Directions: Output every record below exactly as it appears.
□ □ □
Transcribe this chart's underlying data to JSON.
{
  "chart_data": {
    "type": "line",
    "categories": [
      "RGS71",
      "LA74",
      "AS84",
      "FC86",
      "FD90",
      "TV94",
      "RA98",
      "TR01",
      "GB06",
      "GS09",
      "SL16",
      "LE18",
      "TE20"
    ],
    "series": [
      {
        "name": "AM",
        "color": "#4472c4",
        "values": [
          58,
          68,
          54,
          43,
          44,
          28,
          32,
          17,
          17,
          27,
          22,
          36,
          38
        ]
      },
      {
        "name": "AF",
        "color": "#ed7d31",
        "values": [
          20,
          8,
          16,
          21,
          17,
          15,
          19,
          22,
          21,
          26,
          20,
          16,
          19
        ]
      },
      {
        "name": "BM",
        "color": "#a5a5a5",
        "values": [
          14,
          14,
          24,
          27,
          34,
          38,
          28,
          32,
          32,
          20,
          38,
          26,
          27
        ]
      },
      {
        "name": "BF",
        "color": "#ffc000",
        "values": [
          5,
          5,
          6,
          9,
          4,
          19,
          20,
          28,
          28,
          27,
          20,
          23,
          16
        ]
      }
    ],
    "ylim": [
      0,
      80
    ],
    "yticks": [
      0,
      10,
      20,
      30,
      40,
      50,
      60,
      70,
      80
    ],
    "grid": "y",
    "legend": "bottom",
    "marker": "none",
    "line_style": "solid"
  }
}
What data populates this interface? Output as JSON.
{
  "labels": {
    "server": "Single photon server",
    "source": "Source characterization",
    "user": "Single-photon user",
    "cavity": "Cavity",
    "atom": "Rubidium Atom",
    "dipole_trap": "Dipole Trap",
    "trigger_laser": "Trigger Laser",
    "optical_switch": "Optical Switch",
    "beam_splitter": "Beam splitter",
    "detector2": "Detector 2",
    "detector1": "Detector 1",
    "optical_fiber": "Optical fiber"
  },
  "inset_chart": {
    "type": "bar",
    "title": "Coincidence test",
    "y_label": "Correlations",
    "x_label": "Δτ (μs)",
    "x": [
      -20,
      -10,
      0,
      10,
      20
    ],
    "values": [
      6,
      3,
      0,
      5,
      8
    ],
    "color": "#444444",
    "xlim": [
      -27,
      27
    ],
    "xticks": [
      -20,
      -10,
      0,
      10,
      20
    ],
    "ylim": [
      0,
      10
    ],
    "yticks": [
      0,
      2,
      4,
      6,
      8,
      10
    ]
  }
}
□ □ □
Reply:
Transcribe this chart's underlying data to JSON.
{
  "chart_data": {
    "type": "line",
    "categories": [
      "RGS71",
      "LA74",
      "AS84",
      "FC86",
      "FD90",
      "TV94",
      "RA98",
      "TR01",
      "GB06",
      "GS09",
      "SL16",
      "LE18",
      "TE20"
    ],
    "series": [
      {
        "name": "AM",
        "color": "#4472c4",
        "values": [
          58,
          68,
          54,
          43,
          44,
          28,
          32,
          17,
          17,
          27,
          22,
          36,
          38
        ]
      },
      {
        "name": "AF",
        "color": "#ed7d31",
        "values": [
          20,
          8,
          16,
          21,
          17,
          15,
          19,
          22,
          21,
          26,
          20,
          16,
          19
        ]
      },
      {
        "name": "BM",
        "color": "#a5a5a5",
        "values": [
          14,
          14,
          24,
          27,
          34,
          38,
          28,
          32,
          32,
          20,
          38,
          26,
          27
        ]
      },
      {
        "name": "BF",
        "color": "#ffc000",
        "values": [
          5,
          5,
          6,
          9,
          4,
          19,
          20,
          28,
          28,
          27,
          20,
          23,
          16
        ]
      }
    ],
    "ylim": [
      0,
      80
    ],
    "yticks": [
      0,
      10,
      20,
      30,
      40,
      50,
      60,
      70,
      80
    ],
    "grid": "y",
    "legend": "bottom",
    "marker": "none",
    "line_style": "solid"
  }
}
What data populates this interface? Output as JSON.
{
  "labels": {
    "server": "Single photon server",
    "source": "Source characterization",
    "user": "Single-photon user",
    "cavity": "Cavity",
    "atom": "Rubidium Atom",
    "dipole_trap": "Dipole Trap",
    "trigger_laser": "Trigger Laser",
    "optical_switch": "Optical Switch",
    "beam_splitter": "Beam splitter",
    "detector2": "Detector 2",
    "detector1": "Detector 1",
    "optical_fiber": "Optical fiber"
  },
  "inset_chart": {
    "type": "bar",
    "title": "Coincidence test",
    "y_label": "Correlations",
    "x_label": "Δτ (μs)",
    "x": [
      -20,
      -10,
      0,
      10,
      20
    ],
    "values": [
      6,
      3,
      0,
      5,
      8
    ],
    "color": "#444444",
    "xlim": [
      -27,
      27
    ],
    "xticks": [
      -20,
      -10,
      0,
      10,
      20
    ],
    "ylim": [
      0,
      10
    ],
    "yticks": [
      0,
      2,
      4,
      6,
      8,
      10
    ]
  }
}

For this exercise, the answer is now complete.